Collected data
=======
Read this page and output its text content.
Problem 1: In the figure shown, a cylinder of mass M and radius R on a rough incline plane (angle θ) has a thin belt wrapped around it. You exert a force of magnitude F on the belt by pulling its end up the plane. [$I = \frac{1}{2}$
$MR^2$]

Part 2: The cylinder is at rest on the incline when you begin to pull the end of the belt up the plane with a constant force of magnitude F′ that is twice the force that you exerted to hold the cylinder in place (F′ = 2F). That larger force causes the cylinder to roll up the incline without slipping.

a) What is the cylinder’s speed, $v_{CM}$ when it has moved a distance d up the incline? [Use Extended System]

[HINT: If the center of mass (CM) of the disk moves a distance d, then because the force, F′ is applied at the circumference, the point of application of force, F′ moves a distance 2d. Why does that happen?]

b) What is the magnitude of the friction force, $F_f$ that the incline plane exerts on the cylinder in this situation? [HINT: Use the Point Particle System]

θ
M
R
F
=======
Above are some records; extract every one of them exactly.

(Solution to this task)
Read this page and output its text content.
Problem 1: In the figure shown, a cylinder of mass M and radius R on a rough incline plane (angle θ) has a thin belt wrapped around it. You exert a force of magnitude F on the belt by pulling its end up the plane. [$I = \frac{1}{2}$
$MR^2$]

Part 2: The cylinder is at rest on the incline when you begin to pull the end of the belt up the plane with a constant force of magnitude F′ that is twice the force that you exerted to hold the cylinder in place (F′ = 2F). That larger force causes the cylinder to roll up the incline without slipping.

a) What is the cylinder’s speed, $v_{CM}$ when it has moved a distance d up the incline? [Use Extended System]

[HINT: If the center of mass (CM) of the disk moves a distance d, then because the force, F′ is applied at the circumference, the point of application of force, F′ moves a distance 2d. Why does that happen?]

b) What is the magnitude of the friction force, $F_f$ that the incline plane exerts on the cylinder in this situation? [HINT: Use the Point Particle System]

θ
M
R
F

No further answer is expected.